Data tied to figure images:
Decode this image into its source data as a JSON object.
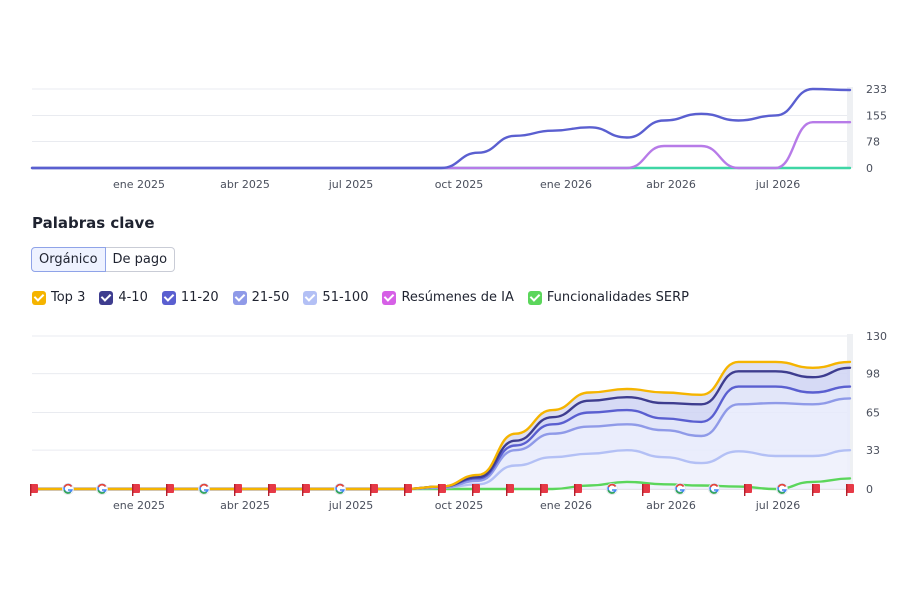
{
  "section": {
    "title": "Palabras clave"
  },
  "tabs": [
    {
      "label": "Orgánico",
      "active": true
    },
    {
      "label": "De pago",
      "active": false
    }
  ],
  "legend": [
    {
      "label": "Top 3",
      "color": "#f5b400"
    },
    {
      "label": "4-10",
      "color": "#3e3d8f"
    },
    {
      "label": "11-20",
      "color": "#5a5fd0"
    },
    {
      "label": "21-50",
      "color": "#8f9ae8"
    },
    {
      "label": "51-100",
      "color": "#b3c0f5"
    },
    {
      "label": "Resúmenes de IA",
      "color": "#d660e6"
    },
    {
      "label": "Funcionalidades SERP",
      "color": "#5bd65b"
    }
  ],
  "chart_data": [
    {
      "type": "line",
      "x_tick_labels": [
        "ene 2025",
        "abr 2025",
        "jul 2025",
        "oct 2025",
        "ene 2026",
        "abr 2026",
        "jul 2026"
      ],
      "y_tick_labels": [
        "233",
        "155",
        "78",
        "0"
      ],
      "ylim": [
        0,
        233
      ],
      "grid": true,
      "x": [
        "2024-11",
        "2024-12",
        "2025-01",
        "2025-02",
        "2025-03",
        "2025-04",
        "2025-05",
        "2025-06",
        "2025-07",
        "2025-08",
        "2025-09",
        "2025-10",
        "2025-11",
        "2025-12",
        "2026-01",
        "2026-02",
        "2026-03",
        "2026-04",
        "2026-05",
        "2026-06",
        "2026-07",
        "2026-08",
        "2026-09"
      ],
      "series": [
        {
          "color": "#5a5fd0",
          "values": [
            0,
            0,
            0,
            0,
            0,
            0,
            0,
            0,
            0,
            0,
            0,
            0,
            45,
            95,
            110,
            120,
            90,
            140,
            160,
            140,
            155,
            233,
            230
          ]
        },
        {
          "color": "#b77be8",
          "values": [
            0,
            0,
            0,
            0,
            0,
            0,
            0,
            0,
            0,
            0,
            0,
            0,
            0,
            0,
            0,
            0,
            0,
            65,
            65,
            0,
            0,
            135,
            135
          ]
        },
        {
          "color": "#3ed6a5",
          "values": [
            0,
            0,
            0,
            0,
            0,
            0,
            0,
            0,
            0,
            0,
            0,
            0,
            0,
            0,
            0,
            0,
            0,
            0,
            0,
            0,
            0,
            0,
            0
          ]
        }
      ]
    },
    {
      "type": "area",
      "x_tick_labels": [
        "ene 2025",
        "abr 2025",
        "jul 2025",
        "oct 2025",
        "ene 2026",
        "abr 2026",
        "jul 2026"
      ],
      "y_tick_labels": [
        "130",
        "98",
        "65",
        "33",
        "0"
      ],
      "ylim": [
        0,
        130
      ],
      "grid": true,
      "x": [
        "2024-11",
        "2024-12",
        "2025-01",
        "2025-02",
        "2025-03",
        "2025-04",
        "2025-05",
        "2025-06",
        "2025-07",
        "2025-08",
        "2025-09",
        "2025-10",
        "2025-11",
        "2025-12",
        "2026-01",
        "2026-02",
        "2026-03",
        "2026-04",
        "2026-05",
        "2026-06",
        "2026-07",
        "2026-08",
        "2026-09"
      ],
      "series": [
        {
          "color": "#f5b400",
          "values": [
            0,
            0,
            0,
            0,
            0,
            0,
            0,
            0,
            0,
            0,
            0,
            2,
            12,
            47,
            67,
            82,
            85,
            82,
            80,
            108,
            108,
            103,
            108
          ]
        },
        {
          "color": "#3e3d8f",
          "values": [
            0,
            0,
            0,
            0,
            0,
            0,
            0,
            0,
            0,
            0,
            0,
            2,
            10,
            41,
            61,
            75,
            78,
            73,
            72,
            100,
            100,
            95,
            103
          ]
        },
        {
          "color": "#5a5fd0",
          "values": [
            0,
            0,
            0,
            0,
            0,
            0,
            0,
            0,
            0,
            0,
            0,
            2,
            9,
            37,
            55,
            65,
            67,
            60,
            57,
            87,
            87,
            82,
            87
          ]
        },
        {
          "color": "#8f9ae8",
          "values": [
            0,
            0,
            0,
            0,
            0,
            0,
            0,
            0,
            0,
            0,
            0,
            1,
            7,
            33,
            47,
            53,
            55,
            50,
            45,
            72,
            73,
            72,
            77
          ]
        },
        {
          "color": "#b3c0f5",
          "values": [
            0,
            0,
            0,
            0,
            0,
            0,
            0,
            0,
            0,
            0,
            0,
            1,
            4,
            20,
            27,
            30,
            33,
            27,
            22,
            32,
            28,
            28,
            33
          ]
        },
        {
          "color": "#5bd65b",
          "values": [
            0,
            0,
            0,
            0,
            0,
            0,
            0,
            0,
            0,
            0,
            0,
            0,
            0,
            0,
            0,
            3,
            6,
            4,
            3,
            2,
            0,
            6,
            9
          ]
        }
      ],
      "event_markers": [
        "flag",
        "google",
        "google",
        "flag",
        "flag",
        "google",
        "flag",
        "flag",
        "flag",
        "google",
        "flag",
        "flag",
        "flag",
        "flag",
        "flag",
        "flag",
        "flag",
        "google",
        "flag",
        "google",
        "google",
        "flag",
        "google",
        "flag",
        "flag"
      ]
    }
  ]
}
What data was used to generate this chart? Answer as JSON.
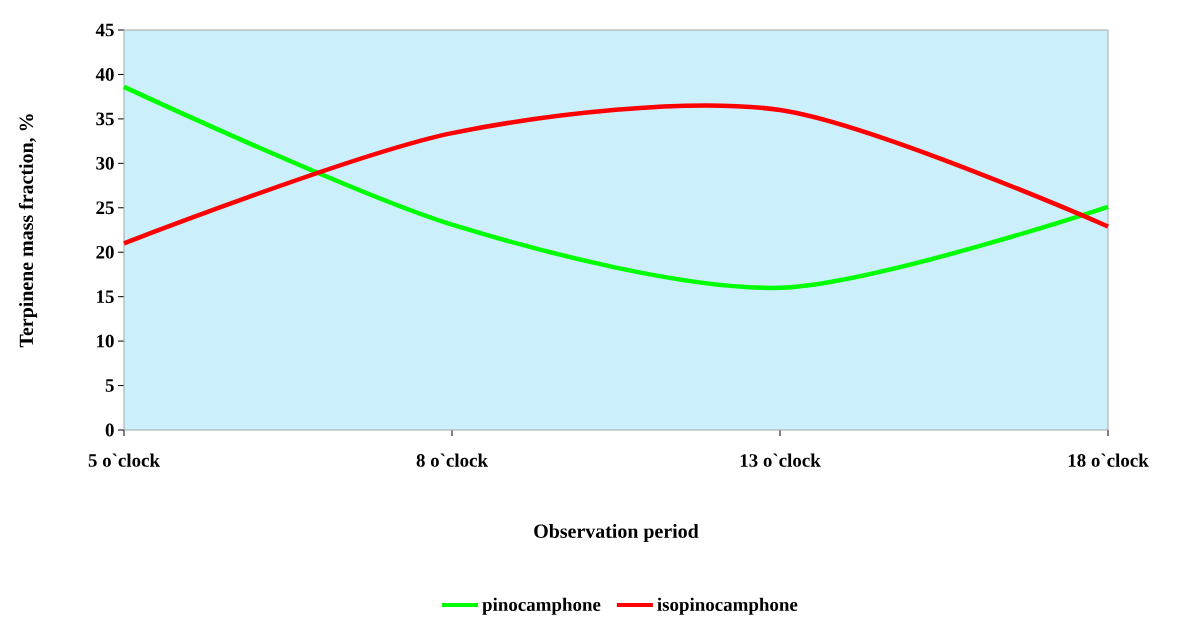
{
  "chart_data": {
    "type": "line",
    "xlabel": "Observation period",
    "ylabel": "Terpinene mass fraction, %",
    "categories": [
      "5 o`clock",
      "8 o`clock",
      "13 o`clock",
      "18 o`clock"
    ],
    "series": [
      {
        "name": "pinocamphone",
        "color": "#00ff00",
        "values": [
          38.6,
          23.1,
          16.0,
          25.1
        ]
      },
      {
        "name": "isopinocamphone",
        "color": "#ff0000",
        "values": [
          21.0,
          33.4,
          36.0,
          22.9
        ]
      }
    ],
    "ylim": [
      0,
      45
    ],
    "yticks": [
      0,
      5,
      10,
      15,
      20,
      25,
      30,
      35,
      40,
      45
    ],
    "grid": false,
    "legend": "bottom",
    "marker": "none",
    "line_style": "solid"
  }
}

Work to be completed:
Take the line that contains "What data was" and all lines after it to the end of the material above, and copy them verbatim without any images.

Correct answer:
What data was used to generate this chart? Answer as JSON.
{
  "chart_data": {
    "type": "line",
    "xlabel": "Observation period",
    "ylabel": "Terpinene mass fraction, %",
    "categories": [
      "5 o`clock",
      "8 o`clock",
      "13 o`clock",
      "18 o`clock"
    ],
    "series": [
      {
        "name": "pinocamphone",
        "color": "#00ff00",
        "values": [
          38.6,
          23.1,
          16.0,
          25.1
        ]
      },
      {
        "name": "isopinocamphone",
        "color": "#ff0000",
        "values": [
          21.0,
          33.4,
          36.0,
          22.9
        ]
      }
    ],
    "ylim": [
      0,
      45
    ],
    "yticks": [
      0,
      5,
      10,
      15,
      20,
      25,
      30,
      35,
      40,
      45
    ],
    "grid": false,
    "legend": "bottom",
    "marker": "none",
    "line_style": "solid"
  }
}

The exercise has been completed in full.